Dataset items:

════════

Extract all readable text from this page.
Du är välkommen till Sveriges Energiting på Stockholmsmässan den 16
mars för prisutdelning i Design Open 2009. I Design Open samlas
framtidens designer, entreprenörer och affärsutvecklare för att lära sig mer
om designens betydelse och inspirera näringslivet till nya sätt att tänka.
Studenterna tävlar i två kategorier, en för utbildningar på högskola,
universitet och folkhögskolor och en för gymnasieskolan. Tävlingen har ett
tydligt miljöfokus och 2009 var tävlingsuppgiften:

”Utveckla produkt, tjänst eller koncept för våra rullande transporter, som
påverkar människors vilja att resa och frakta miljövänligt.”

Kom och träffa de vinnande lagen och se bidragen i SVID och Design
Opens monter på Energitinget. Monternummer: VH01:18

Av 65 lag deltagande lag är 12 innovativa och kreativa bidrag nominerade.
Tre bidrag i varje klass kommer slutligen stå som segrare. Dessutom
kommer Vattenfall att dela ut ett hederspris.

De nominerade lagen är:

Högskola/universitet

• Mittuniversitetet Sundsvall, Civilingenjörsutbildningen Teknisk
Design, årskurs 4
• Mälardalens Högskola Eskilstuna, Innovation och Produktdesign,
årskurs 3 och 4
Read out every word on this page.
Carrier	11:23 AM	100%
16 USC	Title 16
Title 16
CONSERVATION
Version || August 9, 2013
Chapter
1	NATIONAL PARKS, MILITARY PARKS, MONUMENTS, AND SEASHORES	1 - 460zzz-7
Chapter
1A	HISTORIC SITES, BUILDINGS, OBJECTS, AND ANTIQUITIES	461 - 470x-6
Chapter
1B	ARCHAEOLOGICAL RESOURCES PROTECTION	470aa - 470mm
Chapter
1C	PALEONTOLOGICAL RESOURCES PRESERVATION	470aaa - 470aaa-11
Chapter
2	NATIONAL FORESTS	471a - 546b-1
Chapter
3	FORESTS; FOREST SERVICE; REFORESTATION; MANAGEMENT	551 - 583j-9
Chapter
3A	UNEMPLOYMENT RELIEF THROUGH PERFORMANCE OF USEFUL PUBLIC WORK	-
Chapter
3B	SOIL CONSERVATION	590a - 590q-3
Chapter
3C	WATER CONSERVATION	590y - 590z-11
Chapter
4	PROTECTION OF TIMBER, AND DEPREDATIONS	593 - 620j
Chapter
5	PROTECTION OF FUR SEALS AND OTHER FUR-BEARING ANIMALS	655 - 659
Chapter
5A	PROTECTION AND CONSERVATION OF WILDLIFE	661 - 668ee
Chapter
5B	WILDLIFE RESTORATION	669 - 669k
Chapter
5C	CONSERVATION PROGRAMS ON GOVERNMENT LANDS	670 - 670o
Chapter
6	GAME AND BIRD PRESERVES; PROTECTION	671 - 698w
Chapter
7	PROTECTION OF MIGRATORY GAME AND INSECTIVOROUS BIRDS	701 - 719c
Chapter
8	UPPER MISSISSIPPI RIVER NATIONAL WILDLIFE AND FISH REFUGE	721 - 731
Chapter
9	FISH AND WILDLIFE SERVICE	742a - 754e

════════

■ **WHAT IS EXPECTED**
Transcribe the entire listing above precisely.

■ **SOLUTION TO THIS EXERCISE**
Extract all readable text from this page.
Du är välkommen till Sveriges Energiting på Stockholmsmässan den 16
mars för prisutdelning i Design Open 2009. I Design Open samlas
framtidens designer, entreprenörer och affärsutvecklare för att lära sig mer
om designens betydelse och inspirera näringslivet till nya sätt att tänka.
Studenterna tävlar i två kategorier, en för utbildningar på högskola,
universitet och folkhögskolor och en för gymnasieskolan. Tävlingen har ett
tydligt miljöfokus och 2009 var tävlingsuppgiften:

”Utveckla produkt, tjänst eller koncept för våra rullande transporter, som
påverkar människors vilja att resa och frakta miljövänligt.”

Kom och träffa de vinnande lagen och se bidragen i SVID och Design
Opens monter på Energitinget. Monternummer: VH01:18

Av 65 lag deltagande lag är 12 innovativa och kreativa bidrag nominerade.
Tre bidrag i varje klass kommer slutligen stå som segrare. Dessutom
kommer Vattenfall att dela ut ett hederspris.

De nominerade lagen är:

Högskola/universitet

• Mittuniversitetet Sundsvall, Civilingenjörsutbildningen Teknisk
Design, årskurs 4
• Mälardalens Högskola Eskilstuna, Innovation och Produktdesign,
årskurs 3 och 4
Read out every word on this page.
Carrier	11:23 AM	100%
16 USC	Title 16
Title 16
CONSERVATION
Version || August 9, 2013
Chapter
1	NATIONAL PARKS, MILITARY PARKS, MONUMENTS, AND SEASHORES	1 - 460zzz-7
Chapter
1A	HISTORIC SITES, BUILDINGS, OBJECTS, AND ANTIQUITIES	461 - 470x-6
Chapter
1B	ARCHAEOLOGICAL RESOURCES PROTECTION	470aa - 470mm
Chapter
1C	PALEONTOLOGICAL RESOURCES PRESERVATION	470aaa - 470aaa-11
Chapter
2	NATIONAL FORESTS	471a - 546b-1
Chapter
3	FORESTS; FOREST SERVICE; REFORESTATION; MANAGEMENT	551 - 583j-9
Chapter
3A	UNEMPLOYMENT RELIEF THROUGH PERFORMANCE OF USEFUL PUBLIC WORK	-
Chapter
3B	SOIL CONSERVATION	590a - 590q-3
Chapter
3C	WATER CONSERVATION	590y - 590z-11
Chapter
4	PROTECTION OF TIMBER, AND DEPREDATIONS	593 - 620j
Chapter
5	PROTECTION OF FUR SEALS AND OTHER FUR-BEARING ANIMALS	655 - 659
Chapter
5A	PROTECTION AND CONSERVATION OF WILDLIFE	661 - 668ee
Chapter
5B	WILDLIFE RESTORATION	669 - 669k
Chapter
5C	CONSERVATION PROGRAMS ON GOVERNMENT LANDS	670 - 670o
Chapter
6	GAME AND BIRD PRESERVES; PROTECTION	671 - 698w
Chapter
7	PROTECTION OF MIGRATORY GAME AND INSECTIVOROUS BIRDS	701 - 719c
Chapter
8	UPPER MISSISSIPPI RIVER NATIONAL WILDLIFE AND FISH REFUGE	721 - 731
Chapter
9	FISH AND WILDLIFE SERVICE	742a - 754e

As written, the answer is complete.